Data entries:
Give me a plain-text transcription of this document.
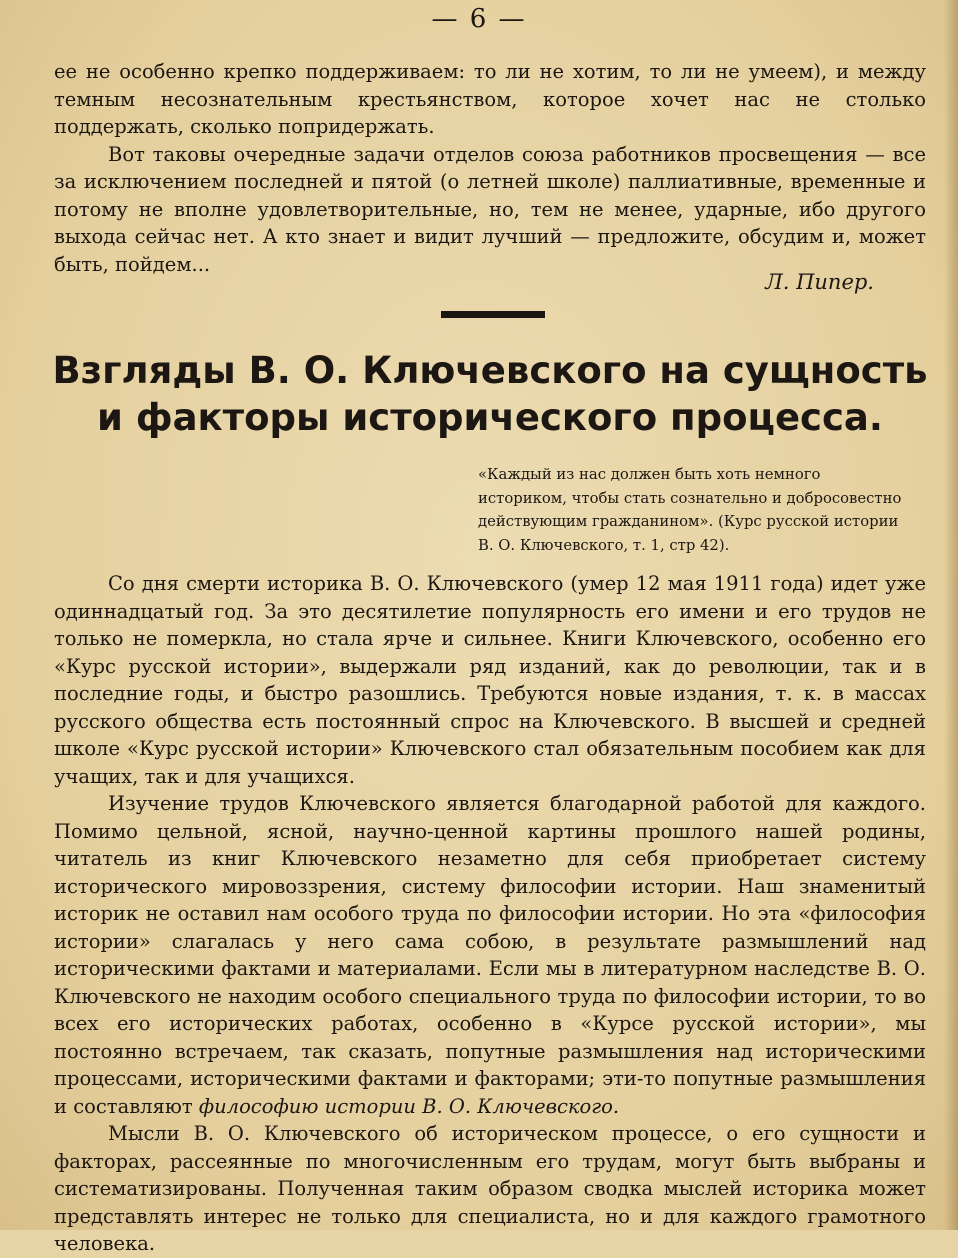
— 6 —

ее не особенно крепко поддерживаем: то ли не хотим, то ли не умеем), и между темным несознательным крестьянством, которое хочет нас не столько поддержать, сколько попридержать.

Вот таковы очередные задачи отделов союза работников просвещения — все за исключением последней и пятой (о летней школе) паллиативные, временные и потому не вполне удовлетворительные, но, тем не менее, ударные, ибо другого выхода сейчас нет. А кто знает и видит лучший — предложите, обсудим и, может быть, пойдем...

Л. Пипер.
Взгляды В. О. Ключевского на сущность
и факторы исторического процесса.
«Каждый из нас должен быть хоть немного
историком, чтобы стать сознательно и добросовестно
действующим гражданином». (Курс русской истории
В. О. Ключевского, т. 1, стр 42).

Со дня смерти историка В. О. Ключевского (умер 12 мая 1911 года) идет уже одиннадцатый год. За это десятилетие популярность его имени и его трудов не только не померкла, но стала ярче и сильнее. Книги Ключевского, особенно его «Курс русской истории», выдержали ряд изданий, как до революции, так и в последние годы, и быстро разошлись. Требуются новые издания, т. к. в массах русского общества есть постоянный спрос на Ключевского. В высшей и средней школе «Курс русской истории» Ключевского стал обязательным пособием как для учащих, так и для учащихся.

Изучение трудов Ключевского является благодарной работой для каждого. Помимо цельной, ясной, научно-ценной картины прошлого нашей родины, читатель из книг Ключевского незаметно для себя приобретает систему исторического мировоззрения, систему философии истории. Наш знаменитый историк не оставил нам особого труда по философии истории. Но эта «философия истории» слагалась у него сама собою, в результате размышлений над историческими фактами и материалами. Если мы в литературном наследстве В. О. Ключевского не находим особого специального труда по философии истории, то во всех его исторических работах, особенно в «Курсе русской истории», мы постоянно встречаем, так сказать, попутные размышления над историческими процессами, историческими фактами и факторами; эти-то попутные размышления и составляют философию истории В. О. Ключевского.

Мысли В. О. Ключевского об историческом процессе, о его сущности и факторах, рассеянные по многочисленным его трудам, могут быть выбраны и систематизированы. Полученная таким образом сводка мыслей историка может представлять интерес не только для специалиста, но и для каждого грамотного человека.
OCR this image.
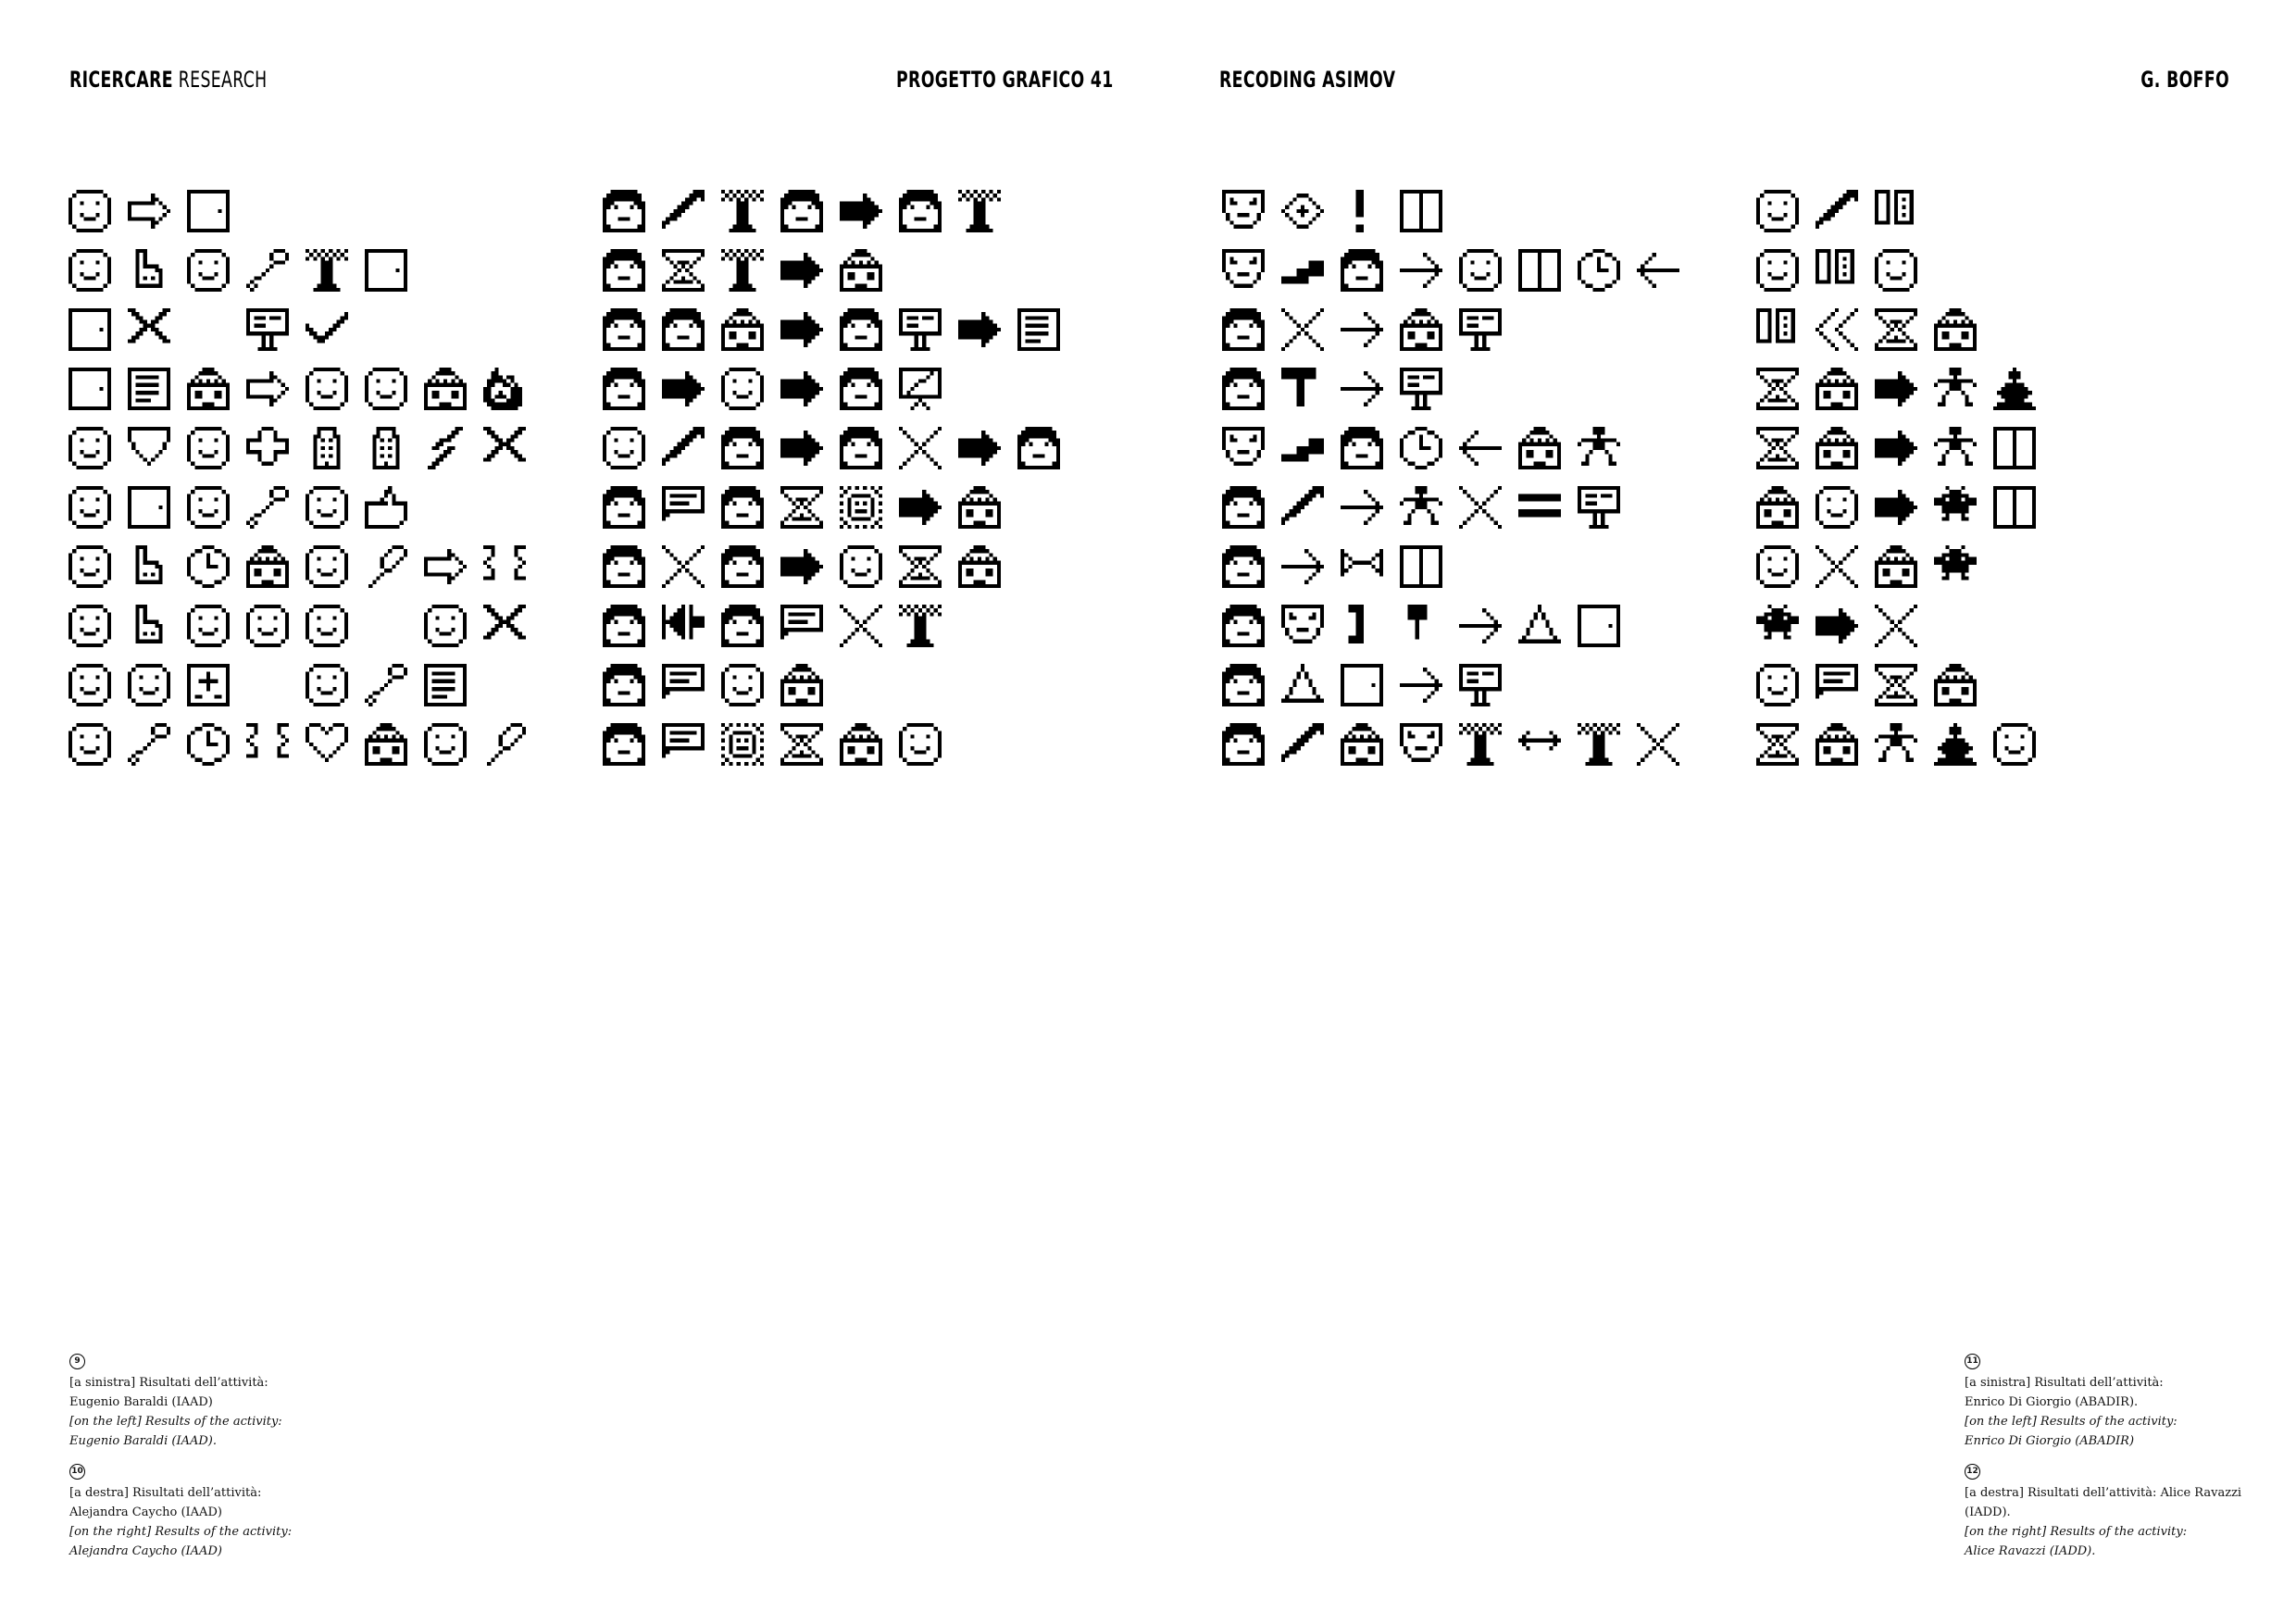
RICERCARE RESEARCH	PROGETTO GRAFICO 41	RECODING ASIMOV	G. BOFFO
9
[a sinistra] Risultati dell’attività:
Eugenio Baraldi (IAAD)
[on the left] Results of the activity:
Eugenio Baraldi (IAAD).
10
[a destra] Risultati dell’attività:
Alejandra Caycho (IAAD)
[on the right] Results of the activity:
Alejandra Caycho (IAAD)
11
[a sinistra] Risultati dell’attività:
Enrico Di Giorgio (ABADIR).
[on the left] Results of the activity:
Enrico Di Giorgio (ABADIR)
12
[a destra] Risultati dell’attività: Alice Ravazzi
(IADD).
[on the right] Results of the activity:
Alice Ravazzi (IADD).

§ **Goal of the exercise**:
Print once more, exactly, the lines from the one with "OCR this image." through the last line of the data, both ends included, without any pictures.

§ **Solution to this task**:
OCR this image.
RICERCARE RESEARCH	PROGETTO GRAFICO 41	RECODING ASIMOV	G. BOFFO
9
[a sinistra] Risultati dell’attività:
Eugenio Baraldi (IAAD)
[on the left] Results of the activity:
Eugenio Baraldi (IAAD).
10
[a destra] Risultati dell’attività:
Alejandra Caycho (IAAD)
[on the right] Results of the activity:
Alejandra Caycho (IAAD)
11
[a sinistra] Risultati dell’attività:
Enrico Di Giorgio (ABADIR).
[on the left] Results of the activity:
Enrico Di Giorgio (ABADIR)
12
[a destra] Risultati dell’attività: Alice Ravazzi
(IADD).
[on the right] Results of the activity:
Alice Ravazzi (IADD).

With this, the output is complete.